<<<<

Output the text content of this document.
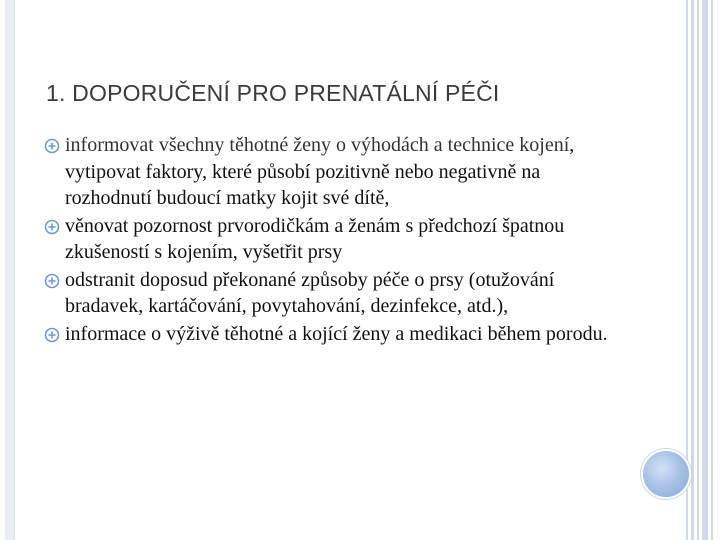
1. DOPORUČENÍ PRO PRENATÁLNÍ PÉČI
informovat všechny těhotné ženy o výhodách a technice kojení, vytipovat faktory, které působí pozitivně nebo negativně na rozhodnutí budoucí matky kojit své dítě,
věnovat pozornost prvorodičkám a ženám s předchozí špatnou zkušeností s kojením, vyšetřit prsy
odstranit doposud překonané způsoby péče o prsy (otužování bradavek, kartáčování, povytahování, dezinfekce, atd.),
informace o výživě těhotné a kojící ženy a medikaci během porodu.
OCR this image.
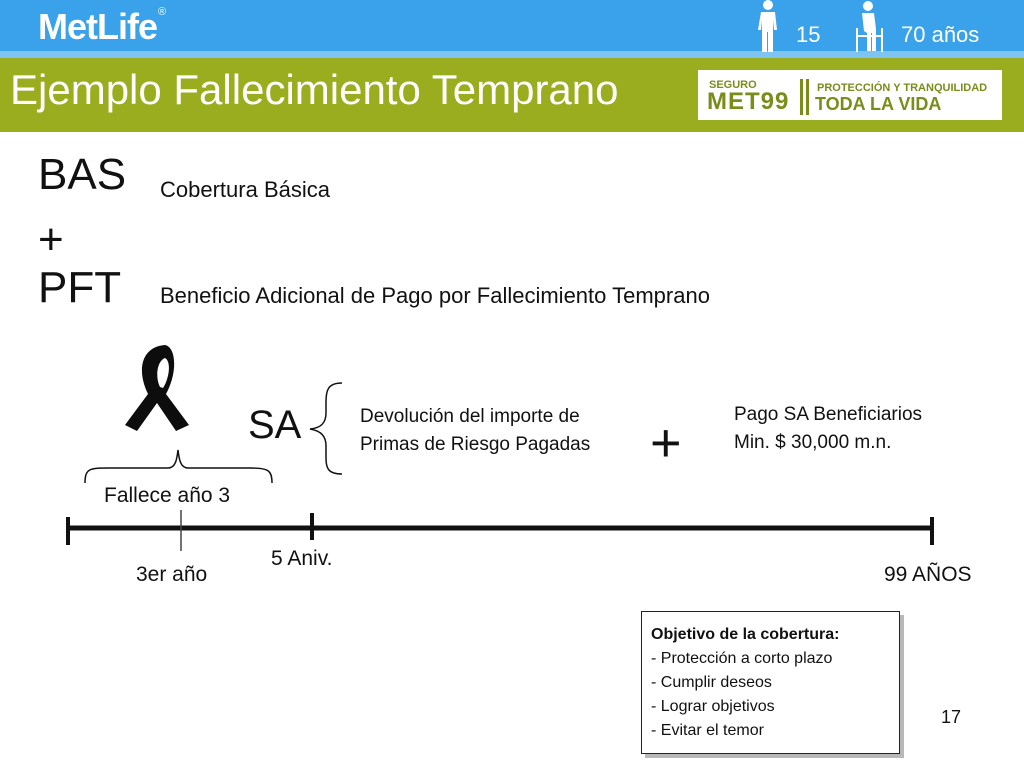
MetLife®
15	70 años
Ejemplo Fallecimiento Temprano	SEGURO
MET99	PROTECCIÓN Y TRANQUILIDAD
TODA LA VIDA
BAS Cobertura Básica
+
PFT Beneficio Adicional de Pago por Fallecimiento Temprano
SA	Devolución del importe de
Primas de Riesgo Pagadas +	Pago SA Beneficiarios
Min. $ 30,000 m.n.
Fallece año 3
3er año
5 Aniv.
99 AÑOS
Objetivo de la cobertura:
- Protección a corto plazo
- Cumplir deseos
- Lograr objetivos
- Evitar el temor
17
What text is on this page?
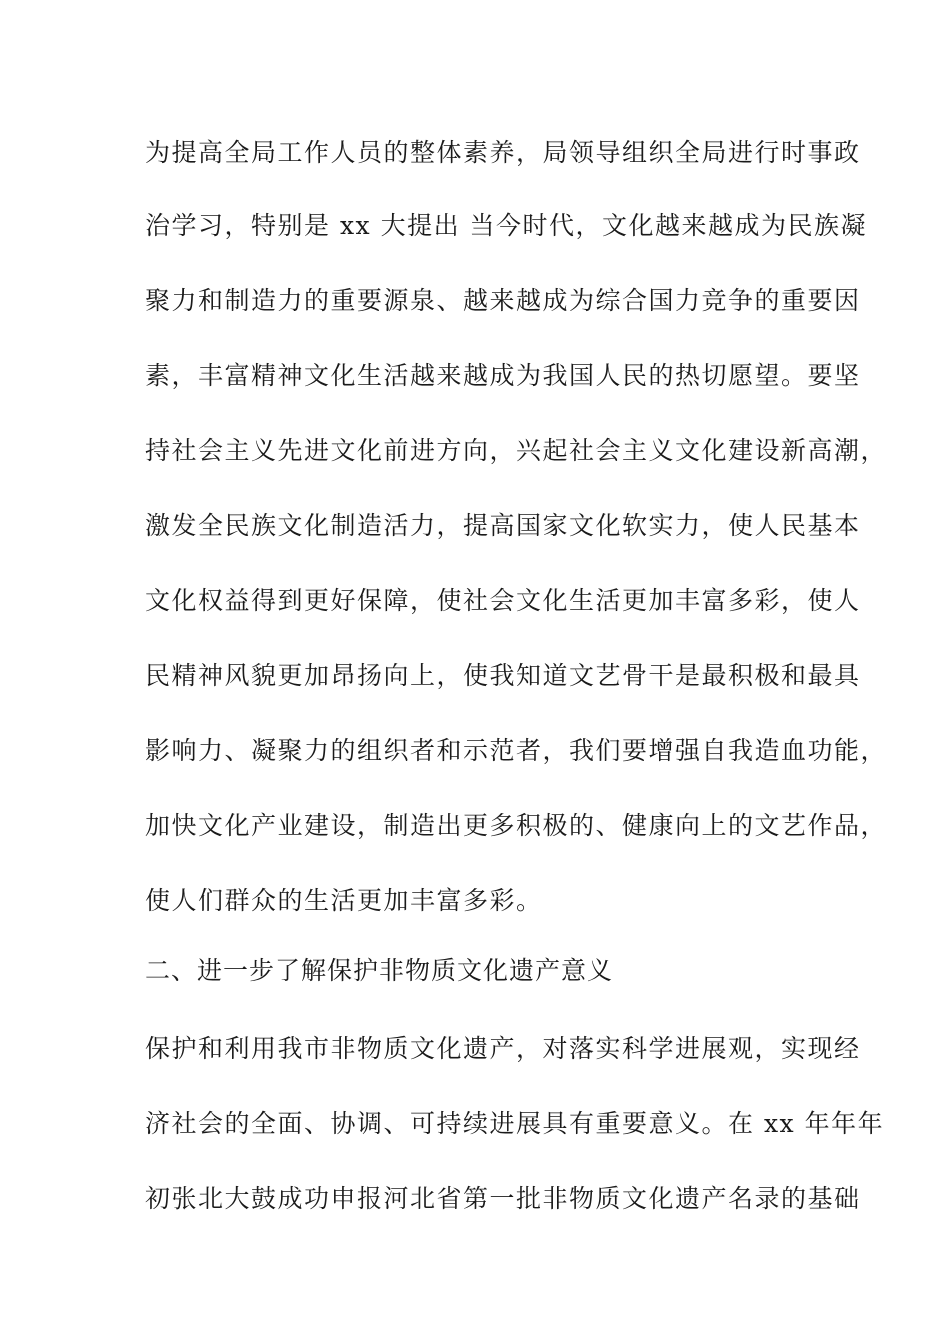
为提高全局工作人员的整体素养，局领导组织全局进行时事政
治学习，特别是 xx 大提出 当今时代，文化越来越成为民族凝
聚力和制造力的重要源泉、越来越成为综合国力竞争的重要因
素，丰富精神文化生活越来越成为我国人民的热切愿望。要坚
持社会主义先进文化前进方向，兴起社会主义文化建设新高潮，
激发全民族文化制造活力，提高国家文化软实力，使人民基本
文化权益得到更好保障，使社会文化生活更加丰富多彩，使人
民精神风貌更加昂扬向上，使我知道文艺骨干是最积极和最具
影响力、凝聚力的组织者和示范者，我们要增强自我造血功能，
加快文化产业建设，制造出更多积极的、健康向上的文艺作品，
使人们群众的生活更加丰富多彩。
二、进一步了解保护非物质文化遗产意义
保护和利用我市非物质文化遗产，对落实科学进展观，实现经
济社会的全面、协调、可持续进展具有重要意义。在 xx 年年年
初张北大鼓成功申报河北省第一批非物质文化遗产名录的基础
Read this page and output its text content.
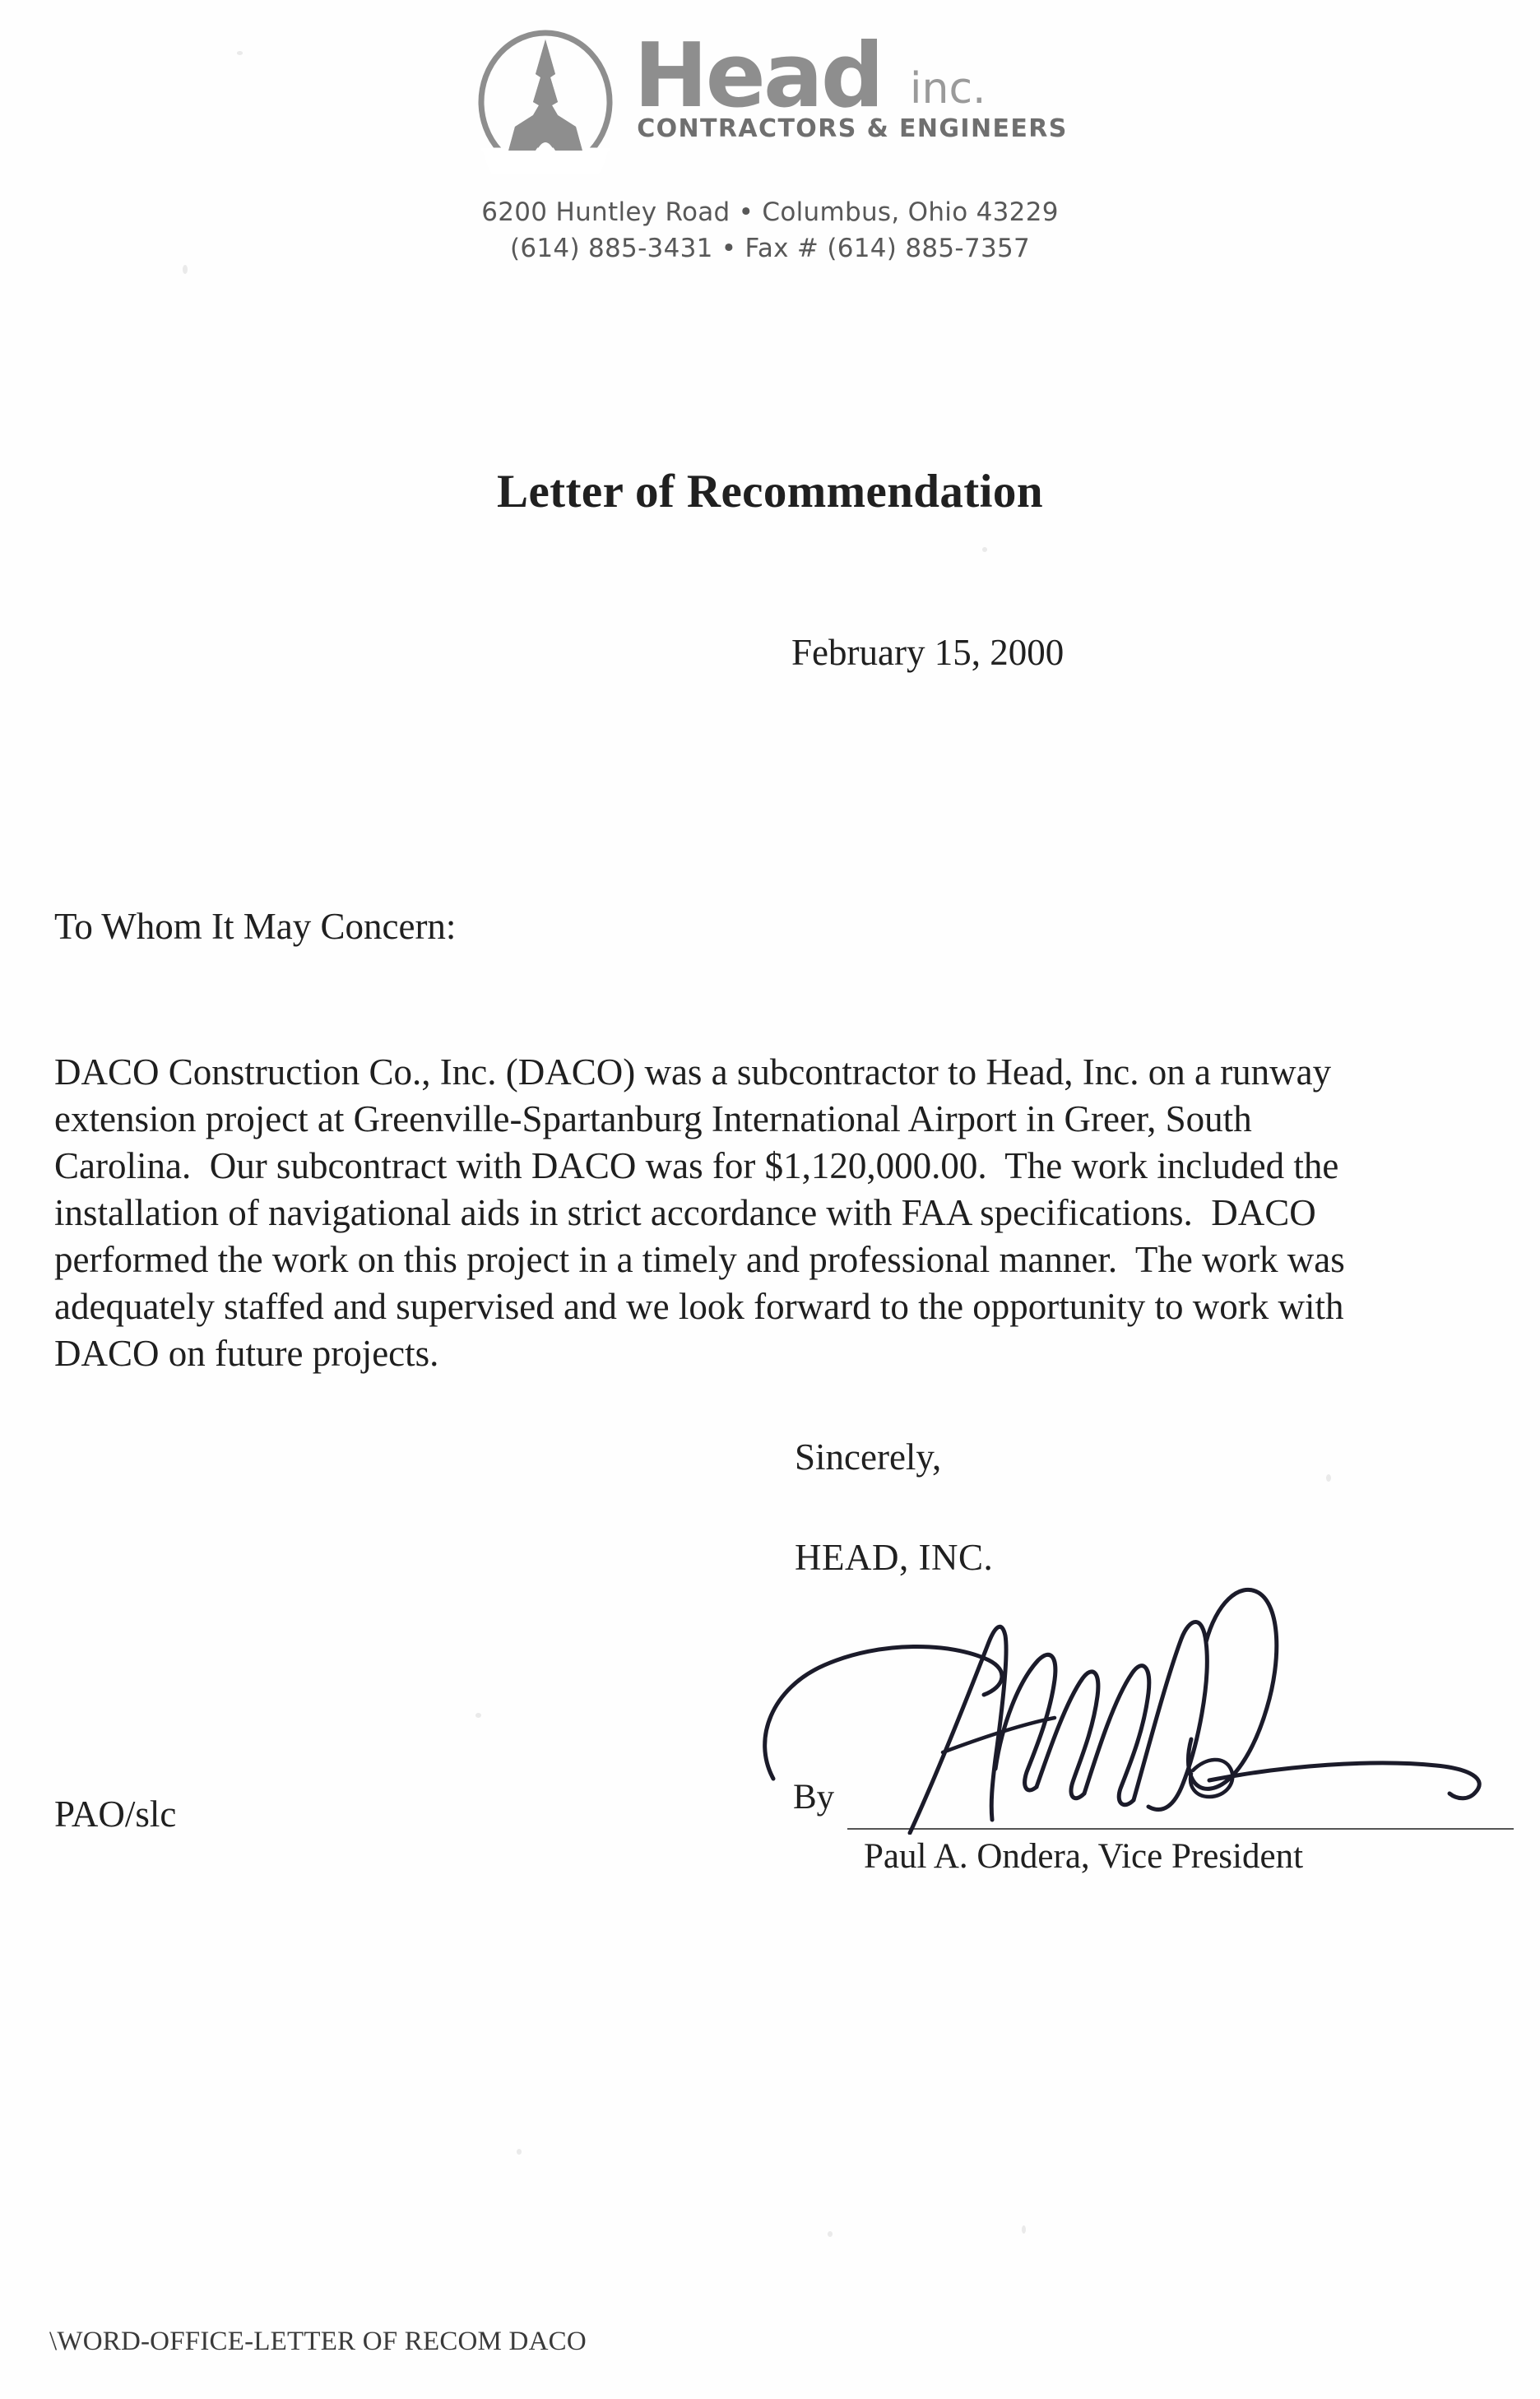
Head inc.
CONTRACTORS & ENGINEERS
6200 Huntley Road • Columbus, Ohio 43229
(614) 885-3431 • Fax # (614) 885-7357
Letter of Recommendation
February 15, 2000
To Whom It May Concern:
DACO Construction Co., Inc. (DACO) was a subcontractor to Head, Inc. on a runway
extension project at Greenville-Spartanburg International Airport in Greer, South
Carolina.  Our subcontract with DACO was for $1,120,000.00.  The work included the
installation of navigational aids in strict accordance with FAA specifications.  DACO
performed the work on this project in a timely and professional manner.  The work was
adequately staffed and supervised and we look forward to the opportunity to work with
DACO on future projects.
Sincerely,
HEAD, INC.
By
Paul A. Ondera, Vice President
PAO/slc
\WORD-OFFICE-LETTER OF RECOM DACO
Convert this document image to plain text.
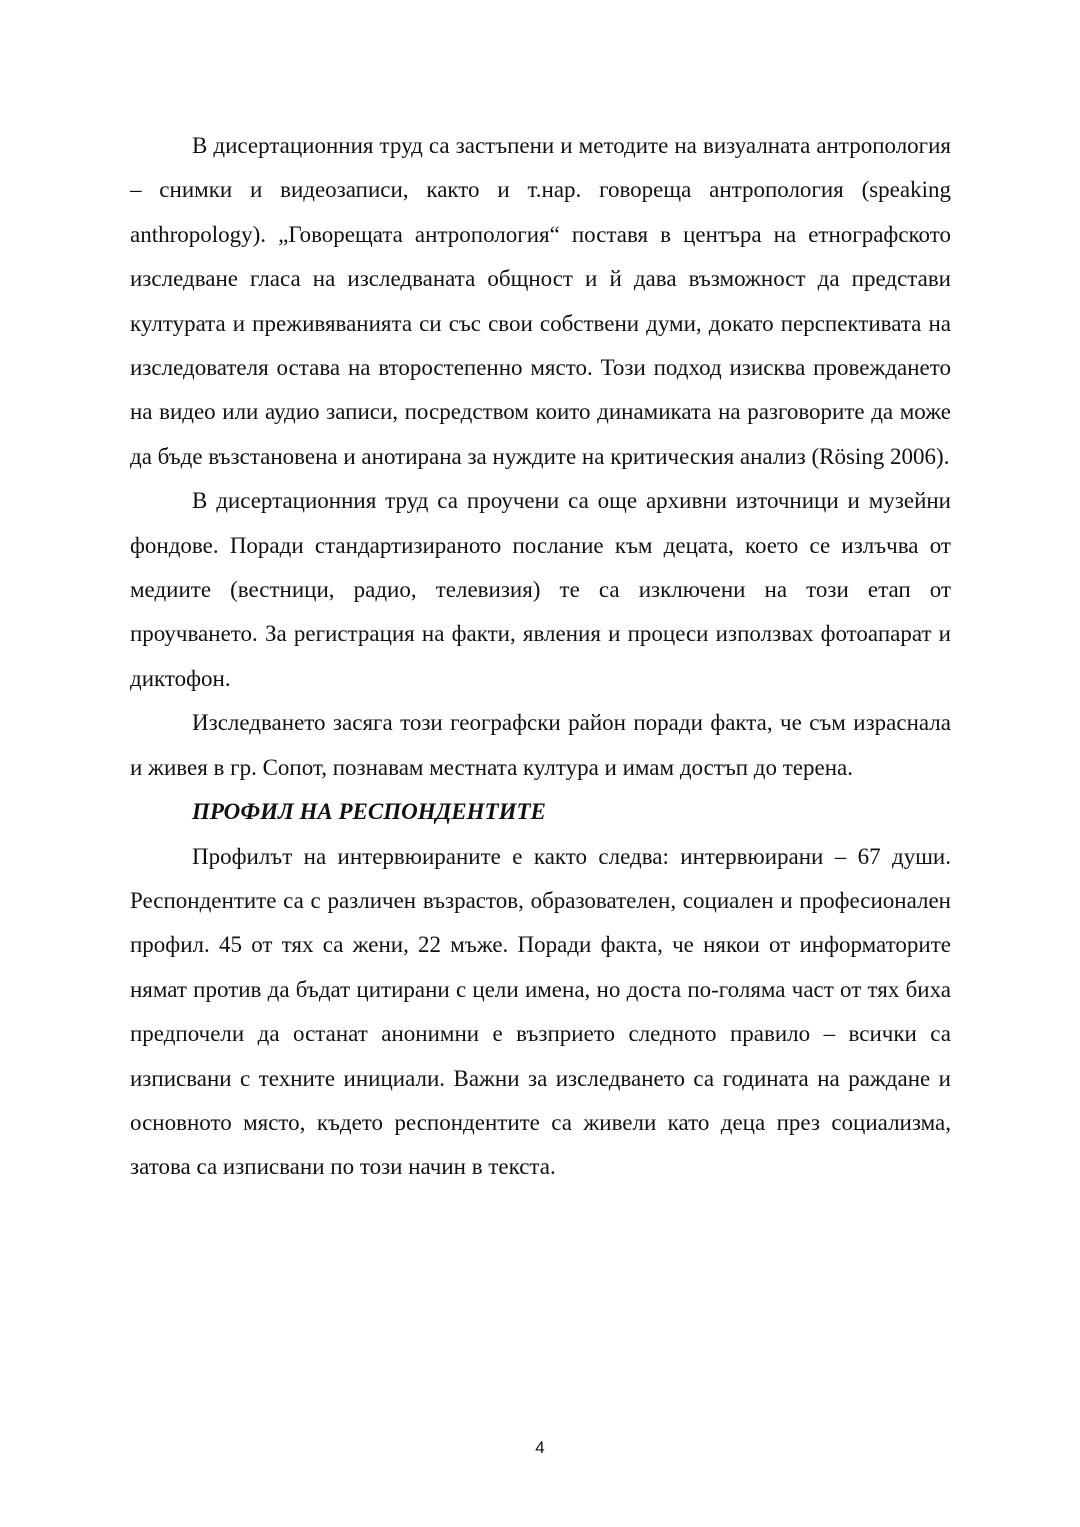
В дисертационния труд са застъпени и методите на визуалната антропология – снимки и видеозаписи, както и т.нар. говореща антропология (speaking anthropology). „Говорещата антропология“ поставя в центъра на етнографското изследване гласа на изследваната общност и й дава възможност да представи културата и преживяванията си със свои собствени думи, докато перспективата на изследователя остава на второстепенно място. Този подход изисква провеждането на видео или аудио записи, посредством които динамиката на разговорите да може да бъде възстановена и анотирана за нуждите на критическия анализ (Rösing 2006).

В дисертационния труд са проучени са още архивни източници и музейни фондове. Поради стандартизираното послание към децата, което се излъчва от медиите (вестници, радио, телевизия) те са изключени на този етап от проучването. За регистрация на факти, явления и процеси използвах фотоапарат и диктофон.

Изследването засяга този географски район поради факта, че съм израснала и живея в гр. Сопот, познавам местната култура и имам достъп до терена.

ПРОФИЛ НА РЕСПОНДЕНТИТЕ

Профилът на интервюираните е както следва: интервюирани – 67 души. Респондентите са с различен възрастов, образователен, социален и професионален профил. 45 от тях са жени, 22 мъже. Поради факта, че някои от информаторите нямат против да бъдат цитирани с цели имена, но доста по-голяма част от тях биха предпочели да останат анонимни е възприето следното правило – всички са изписвани с техните инициали. Важни за изследването са годината на раждане и основното място, където респондентите са живели като деца през социализма, затова са изписвани по този начин в текста.

4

>>>>

[TASK DESCRIPTION]
Write out every entry again word for word, without any of the pictures.

[RESULT OF THIS TASK]
Output the text content of this document.
1. DOPORUČENÍ PRO PRENATÁLNÍ PÉČI
informovat všechny těhotné ženy o výhodách a technice kojení, vytipovat faktory, které působí pozitivně nebo negativně na rozhodnutí budoucí matky kojit své dítě,
věnovat pozornost prvorodičkám a ženám s předchozí špatnou zkušeností s kojením, vyšetřit prsy
odstranit doposud překonané způsoby péče o prsy (otužování bradavek, kartáčování, povytahování, dezinfekce, atd.),
informace o výživě těhotné a kojící ženy a medikaci během porodu.
OCR this image.
MetLife®
15	70 años
Ejemplo Fallecimiento Temprano	SEGURO
MET99	PROTECCIÓN Y TRANQUILIDAD
TODA LA VIDA
BAS Cobertura Básica
+
PFT Beneficio Adicional de Pago por Fallecimiento Temprano
SA	Devolución del importe de
Primas de Riesgo Pagadas +	Pago SA Beneficiarios
Min. $ 30,000 m.n.
Fallece año 3
3er año
5 Aniv.
99 AÑOS
Objetivo de la cobertura:
- Protección a corto plazo
- Cumplir deseos
- Lograr objetivos
- Evitar el temor
17
What text is on this page?
为提高全局工作人员的整体素养，局领导组织全局进行时事政
治学习，特别是 xx 大提出 当今时代，文化越来越成为民族凝
聚力和制造力的重要源泉、越来越成为综合国力竞争的重要因
素，丰富精神文化生活越来越成为我国人民的热切愿望。要坚
持社会主义先进文化前进方向，兴起社会主义文化建设新高潮，
激发全民族文化制造活力，提高国家文化软实力，使人民基本
文化权益得到更好保障，使社会文化生活更加丰富多彩，使人
民精神风貌更加昂扬向上，使我知道文艺骨干是最积极和最具
影响力、凝聚力的组织者和示范者，我们要增强自我造血功能，
加快文化产业建设，制造出更多积极的、健康向上的文艺作品，
使人们群众的生活更加丰富多彩。
二、进一步了解保护非物质文化遗产意义
保护和利用我市非物质文化遗产，对落实科学进展观，实现经
济社会的全面、协调、可持续进展具有重要意义。在 xx 年年年
初张北大鼓成功申报河北省第一批非物质文化遗产名录的基础
Read this page and output its text content.
Head inc.
CONTRACTORS & ENGINEERS
6200 Huntley Road • Columbus, Ohio 43229
(614) 885-3431 • Fax # (614) 885-7357
Letter of Recommendation
February 15, 2000
To Whom It May Concern:
DACO Construction Co., Inc. (DACO) was a subcontractor to Head, Inc. on a runway
extension project at Greenville-Spartanburg International Airport in Greer, South
Carolina.  Our subcontract with DACO was for $1,120,000.00.  The work included the
installation of navigational aids in strict accordance with FAA specifications.  DACO
performed the work on this project in a timely and professional manner.  The work was
adequately staffed and supervised and we look forward to the opportunity to work with
DACO on future projects.
Sincerely,
HEAD, INC.
By
Paul A. Ondera, Vice President
PAO/slc
\WORD-OFFICE-LETTER OF RECOM DACO
Convert this document image to plain text.
В дисертационния труд са застъпени и методите на визуалната антропология – снимки и видеозаписи, както и т.нар. говореща антропология (speaking anthropology). „Говорещата антропология“ поставя в центъра на етнографското изследване гласа на изследваната общност и й дава възможност да представи културата и преживяванията си със свои собствени думи, докато перспективата на изследователя остава на второстепенно място. Този подход изисква провеждането на видео или аудио записи, посредством които динамиката на разговорите да може да бъде възстановена и анотирана за нуждите на критическия анализ (Rösing 2006).

В дисертационния труд са проучени са още архивни източници и музейни фондове. Поради стандартизираното послание към децата, което се излъчва от медиите (вестници, радио, телевизия) те са изключени на този етап от проучването. За регистрация на факти, явления и процеси използвах фотоапарат и диктофон.

Изследването засяга този географски район поради факта, че съм израснала и живея в гр. Сопот, познавам местната култура и имам достъп до терена.

ПРОФИЛ НА РЕСПОНДЕНТИТЕ

Профилът на интервюираните е както следва: интервюирани – 67 души. Респондентите са с различен възрастов, образователен, социален и професионален профил. 45 от тях са жени, 22 мъже. Поради факта, че някои от информаторите нямат против да бъдат цитирани с цели имена, но доста по-голяма част от тях биха предпочели да останат анонимни е възприето следното правило – всички са изписвани с техните инициали. Важни за изследването са годината на раждане и основното място, където респондентите са живели като деца през социализма, затова са изписвани по този начин в текста.

4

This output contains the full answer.